== Data shown

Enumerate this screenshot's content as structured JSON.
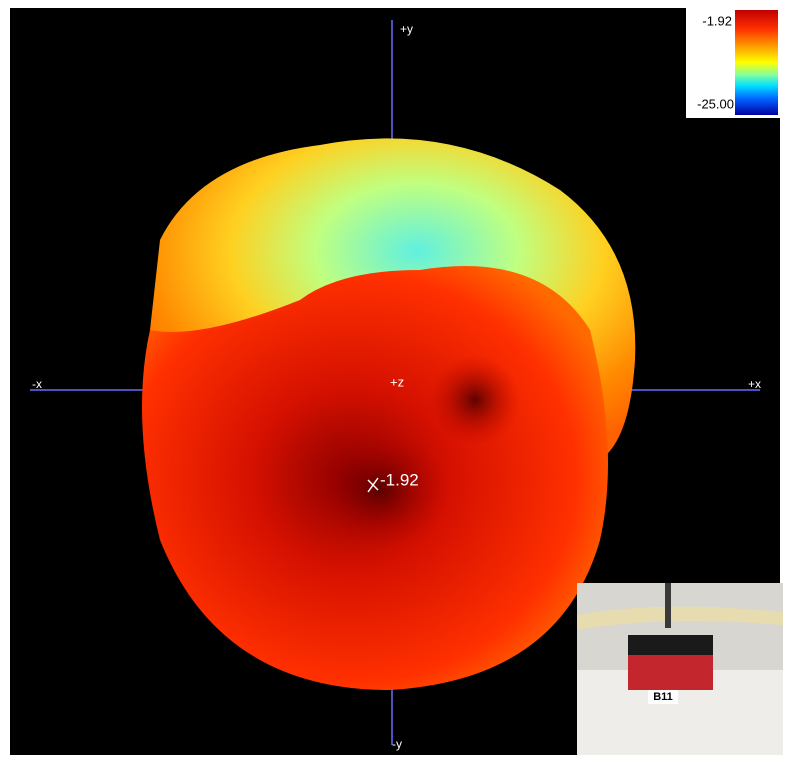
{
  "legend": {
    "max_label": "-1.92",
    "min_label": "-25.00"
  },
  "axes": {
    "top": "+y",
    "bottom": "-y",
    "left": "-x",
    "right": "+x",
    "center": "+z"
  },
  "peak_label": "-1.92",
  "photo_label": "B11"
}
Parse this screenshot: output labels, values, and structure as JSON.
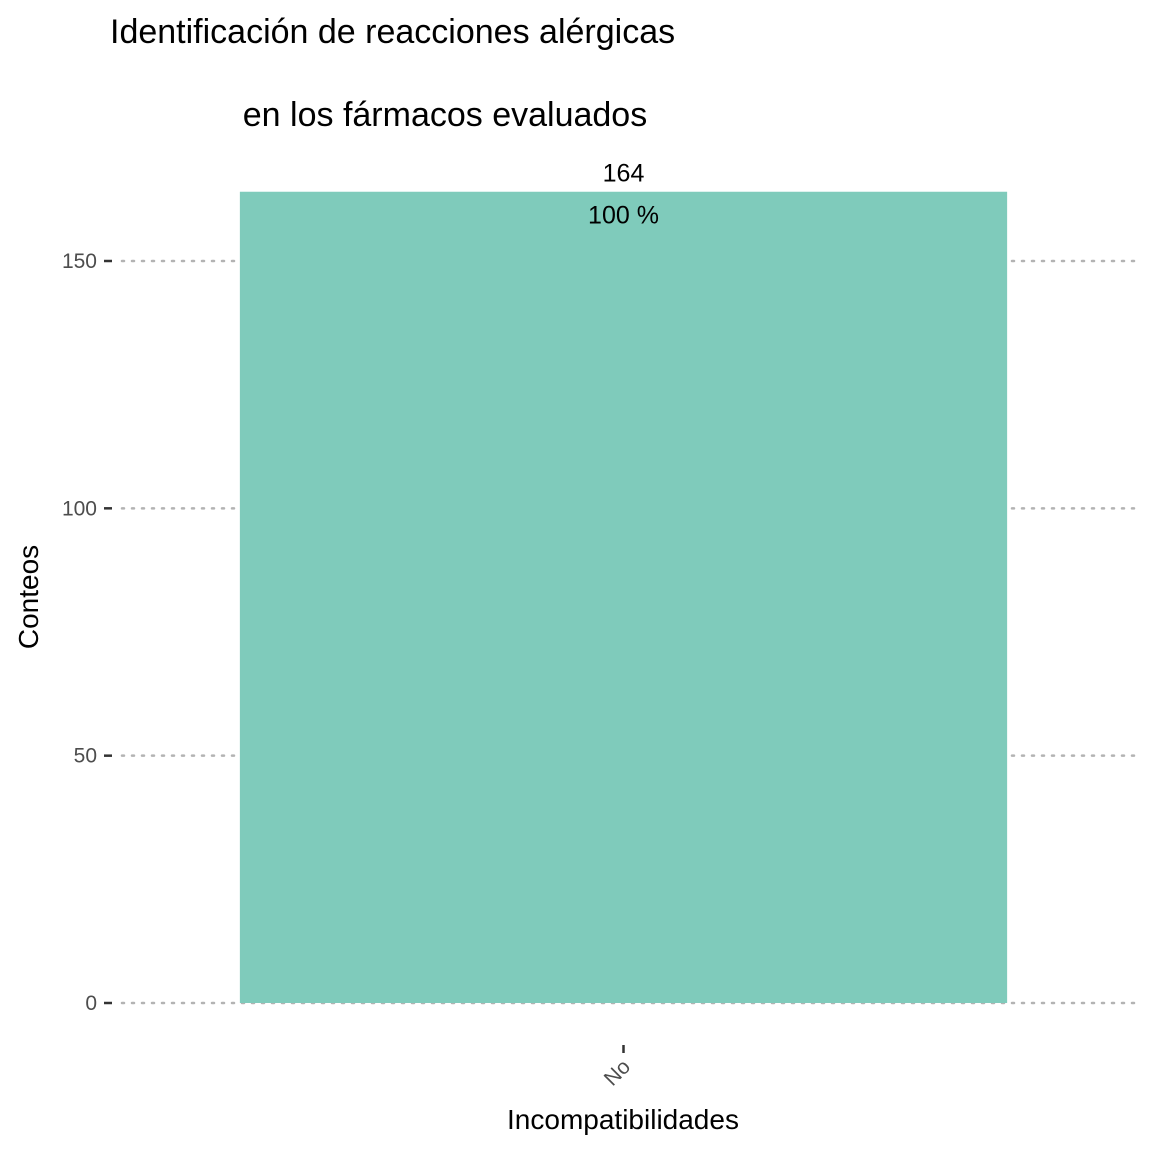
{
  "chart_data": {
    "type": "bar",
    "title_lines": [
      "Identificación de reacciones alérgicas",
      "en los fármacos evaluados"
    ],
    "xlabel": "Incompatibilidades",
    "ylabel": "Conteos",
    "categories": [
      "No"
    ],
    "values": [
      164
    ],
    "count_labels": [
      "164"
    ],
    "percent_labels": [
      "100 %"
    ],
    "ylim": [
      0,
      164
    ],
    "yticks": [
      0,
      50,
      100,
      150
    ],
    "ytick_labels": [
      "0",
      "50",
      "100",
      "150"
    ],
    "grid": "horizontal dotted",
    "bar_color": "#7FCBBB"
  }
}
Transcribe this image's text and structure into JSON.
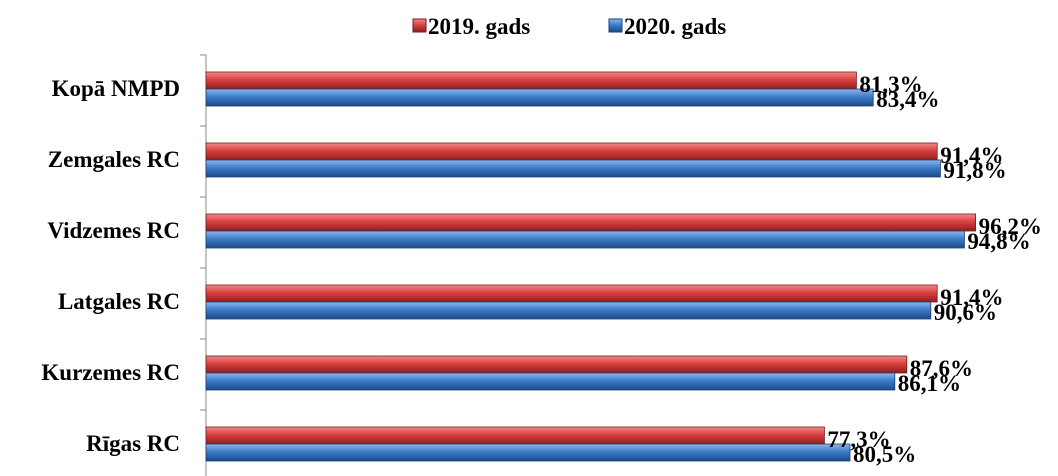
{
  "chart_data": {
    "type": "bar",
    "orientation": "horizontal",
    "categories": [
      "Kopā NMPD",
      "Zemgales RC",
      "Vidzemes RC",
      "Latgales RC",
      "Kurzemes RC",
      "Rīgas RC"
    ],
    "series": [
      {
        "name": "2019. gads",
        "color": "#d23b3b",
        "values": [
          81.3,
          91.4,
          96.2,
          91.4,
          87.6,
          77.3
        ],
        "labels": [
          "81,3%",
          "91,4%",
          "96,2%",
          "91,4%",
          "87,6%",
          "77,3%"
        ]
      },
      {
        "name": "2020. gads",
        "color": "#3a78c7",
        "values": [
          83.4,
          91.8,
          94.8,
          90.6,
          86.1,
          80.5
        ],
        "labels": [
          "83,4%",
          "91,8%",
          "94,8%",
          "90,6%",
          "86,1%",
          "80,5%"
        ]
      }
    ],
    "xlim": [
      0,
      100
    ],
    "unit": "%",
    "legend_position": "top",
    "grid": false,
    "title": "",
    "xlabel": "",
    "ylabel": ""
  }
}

====

* [Job]: Retype every record above exactly as written, but leave out the pictures.

* [Solution to the exercise]:
Enumerate this screenshot's content as structured JSON.
{
  "legend": {
    "max_label": "-1.92",
    "min_label": "-25.00"
  },
  "axes": {
    "top": "+y",
    "bottom": "-y",
    "left": "-x",
    "right": "+x",
    "center": "+z"
  },
  "peak_label": "-1.92",
  "photo_label": "B11"
}
Parse this screenshot: output labels, values, and structure as JSON.
{
  "chart_data": {
    "type": "bar",
    "title_lines": [
      "Identificación de reacciones alérgicas",
      "en los fármacos evaluados"
    ],
    "xlabel": "Incompatibilidades",
    "ylabel": "Conteos",
    "categories": [
      "No"
    ],
    "values": [
      164
    ],
    "count_labels": [
      "164"
    ],
    "percent_labels": [
      "100 %"
    ],
    "ylim": [
      0,
      164
    ],
    "yticks": [
      0,
      50,
      100,
      150
    ],
    "ytick_labels": [
      "0",
      "50",
      "100",
      "150"
    ],
    "grid": "horizontal dotted",
    "bar_color": "#7FCBBB"
  }
}
Transcribe this image's text and structure into JSON.
{
  "chart_data": {
    "type": "bar",
    "orientation": "horizontal",
    "categories": [
      "Kopā NMPD",
      "Zemgales RC",
      "Vidzemes RC",
      "Latgales RC",
      "Kurzemes RC",
      "Rīgas RC"
    ],
    "series": [
      {
        "name": "2019. gads",
        "color": "#d23b3b",
        "values": [
          81.3,
          91.4,
          96.2,
          91.4,
          87.6,
          77.3
        ],
        "labels": [
          "81,3%",
          "91,4%",
          "96,2%",
          "91,4%",
          "87,6%",
          "77,3%"
        ]
      },
      {
        "name": "2020. gads",
        "color": "#3a78c7",
        "values": [
          83.4,
          91.8,
          94.8,
          90.6,
          86.1,
          80.5
        ],
        "labels": [
          "83,4%",
          "91,8%",
          "94,8%",
          "90,6%",
          "86,1%",
          "80,5%"
        ]
      }
    ],
    "xlim": [
      0,
      100
    ],
    "unit": "%",
    "legend_position": "top",
    "grid": false,
    "title": "",
    "xlabel": "",
    "ylabel": ""
  }
}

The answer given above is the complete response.